- **GIVEN PROBLEM**
Count how many lines hold the string "JSON". Answer with that number and nothing more.
═════ EXTRACTED INFORMATION
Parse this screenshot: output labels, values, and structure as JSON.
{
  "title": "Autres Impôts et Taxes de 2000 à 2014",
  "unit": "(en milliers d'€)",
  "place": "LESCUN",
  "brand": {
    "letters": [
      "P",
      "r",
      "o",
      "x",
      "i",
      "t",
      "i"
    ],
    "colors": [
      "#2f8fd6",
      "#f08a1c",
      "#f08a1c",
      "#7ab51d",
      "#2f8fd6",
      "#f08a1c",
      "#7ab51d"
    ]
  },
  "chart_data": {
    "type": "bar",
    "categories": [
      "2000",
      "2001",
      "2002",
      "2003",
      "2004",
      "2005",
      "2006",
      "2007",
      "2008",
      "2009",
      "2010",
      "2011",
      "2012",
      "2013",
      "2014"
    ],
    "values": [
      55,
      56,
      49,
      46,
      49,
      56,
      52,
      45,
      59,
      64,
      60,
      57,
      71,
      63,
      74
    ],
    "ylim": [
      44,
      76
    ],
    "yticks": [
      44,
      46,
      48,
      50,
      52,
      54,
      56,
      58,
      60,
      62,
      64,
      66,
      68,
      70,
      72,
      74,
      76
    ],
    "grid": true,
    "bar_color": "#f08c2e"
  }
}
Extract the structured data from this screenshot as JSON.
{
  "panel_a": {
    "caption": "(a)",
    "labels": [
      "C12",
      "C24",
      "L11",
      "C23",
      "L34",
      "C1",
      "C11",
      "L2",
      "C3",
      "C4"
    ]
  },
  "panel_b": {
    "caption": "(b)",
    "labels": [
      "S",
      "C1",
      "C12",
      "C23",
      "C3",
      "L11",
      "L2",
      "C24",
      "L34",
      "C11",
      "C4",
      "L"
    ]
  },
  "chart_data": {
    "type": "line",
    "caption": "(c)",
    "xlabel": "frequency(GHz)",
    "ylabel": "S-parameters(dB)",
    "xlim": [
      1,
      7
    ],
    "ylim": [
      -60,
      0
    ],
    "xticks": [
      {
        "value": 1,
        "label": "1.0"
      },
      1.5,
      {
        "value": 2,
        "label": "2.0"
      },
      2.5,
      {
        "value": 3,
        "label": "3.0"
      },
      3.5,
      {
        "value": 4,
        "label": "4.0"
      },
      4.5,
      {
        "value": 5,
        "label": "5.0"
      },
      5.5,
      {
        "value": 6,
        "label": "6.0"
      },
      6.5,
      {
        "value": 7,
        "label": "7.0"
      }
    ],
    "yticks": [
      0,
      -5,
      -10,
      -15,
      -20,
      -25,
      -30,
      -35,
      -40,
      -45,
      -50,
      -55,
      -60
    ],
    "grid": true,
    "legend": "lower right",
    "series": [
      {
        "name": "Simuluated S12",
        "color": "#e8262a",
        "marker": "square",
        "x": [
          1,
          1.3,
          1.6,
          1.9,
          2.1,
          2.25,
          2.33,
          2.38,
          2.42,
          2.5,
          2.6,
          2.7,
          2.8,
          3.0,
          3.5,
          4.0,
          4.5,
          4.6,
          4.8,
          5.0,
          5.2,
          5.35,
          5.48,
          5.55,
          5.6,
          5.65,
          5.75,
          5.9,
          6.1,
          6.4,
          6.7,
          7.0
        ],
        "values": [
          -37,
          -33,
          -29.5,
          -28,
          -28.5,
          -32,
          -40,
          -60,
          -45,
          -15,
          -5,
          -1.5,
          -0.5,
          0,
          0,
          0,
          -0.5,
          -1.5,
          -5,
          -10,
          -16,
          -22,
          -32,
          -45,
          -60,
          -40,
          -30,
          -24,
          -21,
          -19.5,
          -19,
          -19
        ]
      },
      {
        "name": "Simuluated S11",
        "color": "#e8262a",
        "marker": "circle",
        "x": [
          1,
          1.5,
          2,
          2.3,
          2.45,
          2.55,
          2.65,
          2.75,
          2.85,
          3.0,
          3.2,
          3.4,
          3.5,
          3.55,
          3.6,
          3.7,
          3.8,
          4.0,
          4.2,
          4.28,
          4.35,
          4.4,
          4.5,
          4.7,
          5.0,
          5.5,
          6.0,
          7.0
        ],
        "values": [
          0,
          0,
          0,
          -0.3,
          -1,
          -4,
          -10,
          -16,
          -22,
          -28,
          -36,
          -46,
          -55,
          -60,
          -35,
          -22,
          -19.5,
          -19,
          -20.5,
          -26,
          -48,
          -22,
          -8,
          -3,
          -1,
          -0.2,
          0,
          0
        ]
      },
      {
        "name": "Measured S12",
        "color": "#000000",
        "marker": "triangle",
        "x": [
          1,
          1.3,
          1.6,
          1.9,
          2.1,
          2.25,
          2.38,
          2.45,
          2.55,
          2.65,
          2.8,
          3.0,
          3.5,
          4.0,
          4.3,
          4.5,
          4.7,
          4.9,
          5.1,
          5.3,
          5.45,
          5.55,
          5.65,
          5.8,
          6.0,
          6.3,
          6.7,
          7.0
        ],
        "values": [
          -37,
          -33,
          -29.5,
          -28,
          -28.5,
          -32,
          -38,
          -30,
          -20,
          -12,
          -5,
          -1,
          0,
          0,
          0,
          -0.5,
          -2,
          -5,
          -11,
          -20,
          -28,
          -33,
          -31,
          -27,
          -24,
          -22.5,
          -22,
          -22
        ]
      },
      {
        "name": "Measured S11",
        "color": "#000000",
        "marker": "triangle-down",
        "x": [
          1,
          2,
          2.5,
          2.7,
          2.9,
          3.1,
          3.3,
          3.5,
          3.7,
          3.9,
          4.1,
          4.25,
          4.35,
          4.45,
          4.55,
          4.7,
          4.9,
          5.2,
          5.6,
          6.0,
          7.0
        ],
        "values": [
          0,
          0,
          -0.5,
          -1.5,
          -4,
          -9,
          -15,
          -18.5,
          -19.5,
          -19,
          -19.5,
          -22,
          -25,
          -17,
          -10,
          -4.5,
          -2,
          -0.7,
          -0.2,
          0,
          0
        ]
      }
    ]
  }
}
══════════
- **THE RESPONSE**
2